-- START Given records --

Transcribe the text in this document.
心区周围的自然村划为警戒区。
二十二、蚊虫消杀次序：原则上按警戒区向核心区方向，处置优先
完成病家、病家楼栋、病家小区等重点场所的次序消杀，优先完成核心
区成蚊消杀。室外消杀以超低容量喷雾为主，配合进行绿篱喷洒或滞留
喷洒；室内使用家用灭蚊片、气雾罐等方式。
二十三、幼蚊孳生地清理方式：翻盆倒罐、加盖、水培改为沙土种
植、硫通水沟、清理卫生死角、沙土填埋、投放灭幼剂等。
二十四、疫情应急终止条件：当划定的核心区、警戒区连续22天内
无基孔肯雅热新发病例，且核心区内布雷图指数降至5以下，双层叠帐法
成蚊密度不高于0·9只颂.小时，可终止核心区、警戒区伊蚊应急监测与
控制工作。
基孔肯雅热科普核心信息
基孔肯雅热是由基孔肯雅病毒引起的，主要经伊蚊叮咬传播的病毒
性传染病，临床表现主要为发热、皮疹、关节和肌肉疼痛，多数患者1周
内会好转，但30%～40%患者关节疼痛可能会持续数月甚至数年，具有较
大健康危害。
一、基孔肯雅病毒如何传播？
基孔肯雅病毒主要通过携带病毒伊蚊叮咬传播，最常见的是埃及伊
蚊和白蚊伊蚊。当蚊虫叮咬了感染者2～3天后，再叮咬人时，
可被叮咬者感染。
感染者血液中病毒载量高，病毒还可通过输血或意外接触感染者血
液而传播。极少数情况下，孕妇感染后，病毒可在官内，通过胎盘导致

-- END Given records --

Repeat every entry exactly, please.

Transcribe the text in this document.
心区周围的自然村划为警戒区。
二十二、蚊虫消杀次序：原则上按警戒区向核心区方向，处置优先
完成病家、病家楼栋、病家小区等重点场所的次序消杀，优先完成核心
区成蚊消杀。室外消杀以超低容量喷雾为主，配合进行绿篱喷洒或滞留
喷洒；室内使用家用灭蚊片、气雾罐等方式。
二十三、幼蚊孳生地清理方式：翻盆倒罐、加盖、水培改为沙土种
植、硫通水沟、清理卫生死角、沙土填埋、投放灭幼剂等。
二十四、疫情应急终止条件：当划定的核心区、警戒区连续22天内
无基孔肯雅热新发病例，且核心区内布雷图指数降至5以下，双层叠帐法
成蚊密度不高于0·9只颂.小时，可终止核心区、警戒区伊蚊应急监测与
控制工作。
基孔肯雅热科普核心信息
基孔肯雅热是由基孔肯雅病毒引起的，主要经伊蚊叮咬传播的病毒
性传染病，临床表现主要为发热、皮疹、关节和肌肉疼痛，多数患者1周
内会好转，但30%～40%患者关节疼痛可能会持续数月甚至数年，具有较
大健康危害。
一、基孔肯雅病毒如何传播？
基孔肯雅病毒主要通过携带病毒伊蚊叮咬传播，最常见的是埃及伊
蚊和白蚊伊蚊。当蚊虫叮咬了感染者2～3天后，再叮咬人时，
可被叮咬者感染。
感染者血液中病毒载量高，病毒还可通过输血或意外接触感染者血
液而传播。极少数情况下，孕妇感染后，病毒可在官内，通过胎盘导致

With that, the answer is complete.